BRANO CITATO
--- --- ---
Casola: ritorna la discussione sull’ingresso nel Parco dell’Appennino

Mentre il consiglio ha approvato l’assestamento di bilancio

Una suggestiva immagine di uno scorcio montano all'interno del Parco Nazionale dell'Appennino
Una suggestiva immagine di uno scorcio montano all’interno del Parco Nazionale dell’Appennino

Martedì 15 settembre era stato convocato il Consiglio comunale del comune di Casola in Lunigiana che ha trattato in particolare di aggiornamenti amministrativi come quello riguardante il documento unico di programmazione pluriennale e variazioni di bilancio tra cui importi in entrata e uscita per la pandemia covid. Su richiesta della minoranza di quando sarebbero iniziati i lavori presso località la Presa per frana del 2017 anche per capire se l’azienda appaltata con sede i Sicilia avesse fatto il sopralluogo previsto per i primi di luglio, il Sindaco, Riccardo Ballerini, risponde che l’impresa in questione ha dato il lavoro in subappalto e che i lavori dovrebbero iniziare tra qualche giorno ed è probabile con chiusura della strada per alcune ore al giorno.
--- --- ---
COMPITO DA SVOLGERE
Riscrivi la parte dell'articolo su Casola compresa tra "Martedì 15 settembre" e "ore al giorno.", estremi inclusi, mettendo "entro la prossima settimana" al posto di "tra qualche giorno". Le voci del materiale fornito non servono per svolgere il lavoro.
--- --- ---
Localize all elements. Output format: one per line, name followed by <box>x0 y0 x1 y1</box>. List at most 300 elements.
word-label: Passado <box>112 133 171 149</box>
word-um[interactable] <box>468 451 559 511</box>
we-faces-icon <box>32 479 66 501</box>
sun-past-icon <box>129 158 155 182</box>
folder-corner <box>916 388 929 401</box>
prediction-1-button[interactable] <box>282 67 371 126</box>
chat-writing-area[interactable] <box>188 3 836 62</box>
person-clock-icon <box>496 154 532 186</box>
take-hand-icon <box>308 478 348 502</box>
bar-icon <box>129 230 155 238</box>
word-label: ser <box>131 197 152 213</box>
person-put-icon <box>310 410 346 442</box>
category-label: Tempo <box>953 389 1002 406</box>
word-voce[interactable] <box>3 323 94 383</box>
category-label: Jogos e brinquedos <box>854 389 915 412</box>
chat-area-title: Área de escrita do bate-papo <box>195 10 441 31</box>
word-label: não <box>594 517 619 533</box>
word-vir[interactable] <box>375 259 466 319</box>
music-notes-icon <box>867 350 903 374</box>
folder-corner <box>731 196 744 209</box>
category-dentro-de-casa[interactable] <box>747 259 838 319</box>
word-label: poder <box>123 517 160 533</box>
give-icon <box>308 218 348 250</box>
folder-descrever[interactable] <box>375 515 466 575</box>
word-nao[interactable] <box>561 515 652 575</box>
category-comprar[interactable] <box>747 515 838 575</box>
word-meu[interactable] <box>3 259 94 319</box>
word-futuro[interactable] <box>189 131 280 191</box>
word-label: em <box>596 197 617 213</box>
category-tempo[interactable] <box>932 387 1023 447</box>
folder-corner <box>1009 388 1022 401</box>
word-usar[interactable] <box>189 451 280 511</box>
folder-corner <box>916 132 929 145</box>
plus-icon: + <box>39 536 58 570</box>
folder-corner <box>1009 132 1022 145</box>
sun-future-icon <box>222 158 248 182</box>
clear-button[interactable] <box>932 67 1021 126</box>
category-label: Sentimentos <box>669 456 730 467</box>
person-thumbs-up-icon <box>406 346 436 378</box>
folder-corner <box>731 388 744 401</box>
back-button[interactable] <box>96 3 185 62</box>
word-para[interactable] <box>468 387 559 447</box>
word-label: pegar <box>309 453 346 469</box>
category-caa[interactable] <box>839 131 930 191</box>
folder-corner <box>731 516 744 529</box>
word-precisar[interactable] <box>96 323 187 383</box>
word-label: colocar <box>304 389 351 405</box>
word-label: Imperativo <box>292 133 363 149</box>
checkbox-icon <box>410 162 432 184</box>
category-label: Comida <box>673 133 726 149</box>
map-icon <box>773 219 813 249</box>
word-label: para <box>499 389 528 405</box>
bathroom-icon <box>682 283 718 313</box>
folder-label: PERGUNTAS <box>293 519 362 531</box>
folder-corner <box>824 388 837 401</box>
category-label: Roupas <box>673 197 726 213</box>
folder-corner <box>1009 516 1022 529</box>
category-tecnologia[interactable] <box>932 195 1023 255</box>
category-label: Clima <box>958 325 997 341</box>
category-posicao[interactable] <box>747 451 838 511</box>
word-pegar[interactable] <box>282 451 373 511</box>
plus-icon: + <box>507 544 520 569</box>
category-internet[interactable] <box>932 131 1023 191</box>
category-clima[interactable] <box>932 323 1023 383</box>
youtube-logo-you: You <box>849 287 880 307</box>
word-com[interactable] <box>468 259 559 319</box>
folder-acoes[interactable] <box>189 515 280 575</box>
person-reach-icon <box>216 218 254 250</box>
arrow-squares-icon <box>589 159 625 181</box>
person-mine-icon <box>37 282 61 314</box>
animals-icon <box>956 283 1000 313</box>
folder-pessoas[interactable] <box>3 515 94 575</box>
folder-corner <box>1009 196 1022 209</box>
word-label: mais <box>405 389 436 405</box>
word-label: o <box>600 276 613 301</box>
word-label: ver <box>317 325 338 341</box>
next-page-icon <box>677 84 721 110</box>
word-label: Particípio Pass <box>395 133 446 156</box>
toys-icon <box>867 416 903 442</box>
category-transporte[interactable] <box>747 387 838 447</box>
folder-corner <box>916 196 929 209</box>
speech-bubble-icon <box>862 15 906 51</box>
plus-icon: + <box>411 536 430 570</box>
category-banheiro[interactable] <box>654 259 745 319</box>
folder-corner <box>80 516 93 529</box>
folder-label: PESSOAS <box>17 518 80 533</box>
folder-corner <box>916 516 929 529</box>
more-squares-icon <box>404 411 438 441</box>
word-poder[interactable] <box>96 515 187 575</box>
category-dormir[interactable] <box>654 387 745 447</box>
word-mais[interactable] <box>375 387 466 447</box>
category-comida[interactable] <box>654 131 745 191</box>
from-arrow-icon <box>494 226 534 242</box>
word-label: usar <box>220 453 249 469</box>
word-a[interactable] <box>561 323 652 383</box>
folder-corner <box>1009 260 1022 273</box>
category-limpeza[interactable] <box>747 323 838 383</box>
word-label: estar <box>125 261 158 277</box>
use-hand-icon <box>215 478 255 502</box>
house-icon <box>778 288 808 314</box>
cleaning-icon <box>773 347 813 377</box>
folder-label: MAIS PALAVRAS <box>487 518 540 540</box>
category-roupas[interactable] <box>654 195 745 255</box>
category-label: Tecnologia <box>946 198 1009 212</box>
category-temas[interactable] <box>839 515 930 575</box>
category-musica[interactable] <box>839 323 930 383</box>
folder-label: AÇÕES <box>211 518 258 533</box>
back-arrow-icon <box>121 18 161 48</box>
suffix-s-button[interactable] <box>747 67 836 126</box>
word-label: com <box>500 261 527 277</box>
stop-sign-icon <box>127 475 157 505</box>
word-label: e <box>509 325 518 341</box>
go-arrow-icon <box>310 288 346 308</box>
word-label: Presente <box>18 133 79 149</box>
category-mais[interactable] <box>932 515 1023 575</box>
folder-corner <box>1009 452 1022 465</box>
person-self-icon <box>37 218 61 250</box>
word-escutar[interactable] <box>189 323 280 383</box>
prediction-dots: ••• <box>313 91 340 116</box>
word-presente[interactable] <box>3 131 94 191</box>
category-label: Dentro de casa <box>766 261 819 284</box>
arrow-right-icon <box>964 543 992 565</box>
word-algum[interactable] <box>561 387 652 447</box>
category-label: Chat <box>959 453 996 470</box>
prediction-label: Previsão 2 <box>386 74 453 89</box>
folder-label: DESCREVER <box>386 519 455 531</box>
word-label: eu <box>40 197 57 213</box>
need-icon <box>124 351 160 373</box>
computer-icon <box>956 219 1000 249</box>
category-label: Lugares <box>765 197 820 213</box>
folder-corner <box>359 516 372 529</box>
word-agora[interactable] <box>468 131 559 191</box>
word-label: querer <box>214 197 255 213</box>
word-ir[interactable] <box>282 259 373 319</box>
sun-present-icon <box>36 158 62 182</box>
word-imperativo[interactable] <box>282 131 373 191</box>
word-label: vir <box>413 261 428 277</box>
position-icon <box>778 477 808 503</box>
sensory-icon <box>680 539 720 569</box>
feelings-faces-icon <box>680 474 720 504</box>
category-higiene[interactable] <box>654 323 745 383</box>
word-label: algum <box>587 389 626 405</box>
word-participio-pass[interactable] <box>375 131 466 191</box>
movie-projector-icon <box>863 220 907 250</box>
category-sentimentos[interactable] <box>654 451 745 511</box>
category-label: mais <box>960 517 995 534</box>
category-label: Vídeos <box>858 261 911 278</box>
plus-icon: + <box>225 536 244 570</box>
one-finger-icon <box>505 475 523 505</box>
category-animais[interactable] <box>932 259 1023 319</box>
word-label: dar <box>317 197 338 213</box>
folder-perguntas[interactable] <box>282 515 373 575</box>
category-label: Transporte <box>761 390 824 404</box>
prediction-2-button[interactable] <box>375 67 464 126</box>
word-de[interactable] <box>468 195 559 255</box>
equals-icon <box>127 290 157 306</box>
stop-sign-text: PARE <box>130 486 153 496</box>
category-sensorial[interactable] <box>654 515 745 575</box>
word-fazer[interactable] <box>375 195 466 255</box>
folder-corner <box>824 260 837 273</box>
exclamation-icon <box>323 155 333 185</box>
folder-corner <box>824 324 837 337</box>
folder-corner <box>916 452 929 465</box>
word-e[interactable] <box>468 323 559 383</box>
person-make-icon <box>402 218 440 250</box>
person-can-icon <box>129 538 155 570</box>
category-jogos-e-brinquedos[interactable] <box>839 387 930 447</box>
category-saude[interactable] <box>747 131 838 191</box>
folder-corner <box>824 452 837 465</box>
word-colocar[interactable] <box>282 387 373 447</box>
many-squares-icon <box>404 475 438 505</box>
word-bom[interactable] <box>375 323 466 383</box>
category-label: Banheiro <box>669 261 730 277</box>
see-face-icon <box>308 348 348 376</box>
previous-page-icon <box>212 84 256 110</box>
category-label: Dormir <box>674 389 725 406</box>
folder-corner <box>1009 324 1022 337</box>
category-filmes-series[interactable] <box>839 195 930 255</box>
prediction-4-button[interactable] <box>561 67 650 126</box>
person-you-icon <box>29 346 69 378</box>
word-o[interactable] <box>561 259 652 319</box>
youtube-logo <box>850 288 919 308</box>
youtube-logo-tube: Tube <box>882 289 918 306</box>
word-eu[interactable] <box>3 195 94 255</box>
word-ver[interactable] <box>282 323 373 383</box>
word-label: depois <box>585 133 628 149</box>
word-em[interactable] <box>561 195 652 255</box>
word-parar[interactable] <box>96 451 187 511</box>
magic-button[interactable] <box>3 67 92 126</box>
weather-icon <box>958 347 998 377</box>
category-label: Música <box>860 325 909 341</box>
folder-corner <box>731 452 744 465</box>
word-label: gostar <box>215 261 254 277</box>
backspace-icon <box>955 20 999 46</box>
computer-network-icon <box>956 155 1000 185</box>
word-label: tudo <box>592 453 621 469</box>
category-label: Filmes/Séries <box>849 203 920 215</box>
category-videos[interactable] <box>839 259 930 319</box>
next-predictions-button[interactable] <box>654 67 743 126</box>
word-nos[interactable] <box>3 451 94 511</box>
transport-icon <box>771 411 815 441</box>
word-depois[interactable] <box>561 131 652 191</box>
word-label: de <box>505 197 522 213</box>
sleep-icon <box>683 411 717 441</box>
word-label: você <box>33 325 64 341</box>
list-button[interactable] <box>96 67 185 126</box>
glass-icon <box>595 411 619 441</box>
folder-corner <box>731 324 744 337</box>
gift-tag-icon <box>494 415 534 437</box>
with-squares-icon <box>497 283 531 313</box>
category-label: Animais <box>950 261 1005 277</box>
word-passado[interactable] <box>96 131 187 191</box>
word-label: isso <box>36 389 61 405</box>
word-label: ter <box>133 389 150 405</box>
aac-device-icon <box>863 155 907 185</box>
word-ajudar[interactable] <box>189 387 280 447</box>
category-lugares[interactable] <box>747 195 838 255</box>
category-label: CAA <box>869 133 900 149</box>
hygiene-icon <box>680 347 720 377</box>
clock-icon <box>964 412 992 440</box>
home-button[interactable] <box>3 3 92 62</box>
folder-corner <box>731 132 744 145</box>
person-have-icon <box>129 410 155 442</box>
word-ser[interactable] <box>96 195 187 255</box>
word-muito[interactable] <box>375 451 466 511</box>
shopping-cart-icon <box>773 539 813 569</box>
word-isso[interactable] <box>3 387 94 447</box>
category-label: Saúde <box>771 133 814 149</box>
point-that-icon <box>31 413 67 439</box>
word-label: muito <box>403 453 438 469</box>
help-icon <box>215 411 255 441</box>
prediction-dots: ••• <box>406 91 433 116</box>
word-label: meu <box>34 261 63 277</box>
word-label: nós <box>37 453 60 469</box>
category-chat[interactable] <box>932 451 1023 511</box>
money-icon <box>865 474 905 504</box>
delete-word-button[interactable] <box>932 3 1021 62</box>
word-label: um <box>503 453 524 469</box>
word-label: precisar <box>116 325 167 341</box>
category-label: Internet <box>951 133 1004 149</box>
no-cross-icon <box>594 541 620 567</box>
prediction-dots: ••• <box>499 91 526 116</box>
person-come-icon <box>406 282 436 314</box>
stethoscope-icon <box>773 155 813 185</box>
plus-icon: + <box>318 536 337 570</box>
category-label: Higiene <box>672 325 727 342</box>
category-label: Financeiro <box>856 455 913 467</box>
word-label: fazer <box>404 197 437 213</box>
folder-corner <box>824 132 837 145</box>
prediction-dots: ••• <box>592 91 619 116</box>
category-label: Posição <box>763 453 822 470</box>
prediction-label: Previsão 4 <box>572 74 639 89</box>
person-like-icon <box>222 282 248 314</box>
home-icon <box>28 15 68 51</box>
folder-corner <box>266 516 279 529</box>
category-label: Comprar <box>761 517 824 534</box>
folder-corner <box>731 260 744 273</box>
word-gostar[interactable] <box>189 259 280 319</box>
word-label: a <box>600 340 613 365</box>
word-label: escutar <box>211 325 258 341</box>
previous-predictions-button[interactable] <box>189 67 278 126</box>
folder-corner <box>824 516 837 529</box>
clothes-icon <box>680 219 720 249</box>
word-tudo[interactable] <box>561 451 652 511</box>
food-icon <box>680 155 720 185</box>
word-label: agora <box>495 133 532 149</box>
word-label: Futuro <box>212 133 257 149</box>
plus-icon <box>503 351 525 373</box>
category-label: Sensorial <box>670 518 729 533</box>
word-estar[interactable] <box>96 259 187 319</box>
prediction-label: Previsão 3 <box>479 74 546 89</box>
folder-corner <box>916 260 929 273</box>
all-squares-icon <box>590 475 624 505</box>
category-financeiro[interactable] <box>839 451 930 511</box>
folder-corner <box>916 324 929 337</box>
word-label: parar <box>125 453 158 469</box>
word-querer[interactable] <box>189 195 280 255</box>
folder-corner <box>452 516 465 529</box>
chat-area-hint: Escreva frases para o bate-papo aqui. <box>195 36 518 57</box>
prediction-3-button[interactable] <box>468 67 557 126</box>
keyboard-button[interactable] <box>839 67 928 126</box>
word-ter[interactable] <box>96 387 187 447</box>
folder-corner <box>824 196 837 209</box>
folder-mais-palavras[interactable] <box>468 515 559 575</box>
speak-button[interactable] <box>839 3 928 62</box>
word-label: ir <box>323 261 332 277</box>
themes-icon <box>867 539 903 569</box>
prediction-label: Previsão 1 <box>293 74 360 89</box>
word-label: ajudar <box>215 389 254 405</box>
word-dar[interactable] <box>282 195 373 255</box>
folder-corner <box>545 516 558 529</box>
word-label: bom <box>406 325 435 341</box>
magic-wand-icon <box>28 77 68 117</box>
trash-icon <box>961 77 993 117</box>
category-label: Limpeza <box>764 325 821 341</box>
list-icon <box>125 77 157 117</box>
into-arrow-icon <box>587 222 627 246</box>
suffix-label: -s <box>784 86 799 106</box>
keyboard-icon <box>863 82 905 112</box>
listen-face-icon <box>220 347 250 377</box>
--- --- ---
ESERCIZIO SVOLTO
Martedì 15 settembre era stato convocato il Consiglio comunale del comune di Casola in Lunigiana che ha trattato in particolare di aggiornamenti amministrativi come quello riguardante il documento unico di programmazione pluriennale e variazioni di bilancio tra cui importi in entrata e uscita per la pandemia covid. Su richiesta della minoranza di quando sarebbero iniziati i lavori presso località la Presa per frana del 2017 anche per capire se l’azienda appaltata con sede i Sicilia avesse fatto il sopralluogo previsto per i primi di luglio, il Sindaco, Riccardo Ballerini, risponde che l’impresa in questione ha dato il lavoro in subappalto e che i lavori dovrebbero iniziare entro la prossima settimana ed è probabile con chiusura della strada per alcune ore al giorno.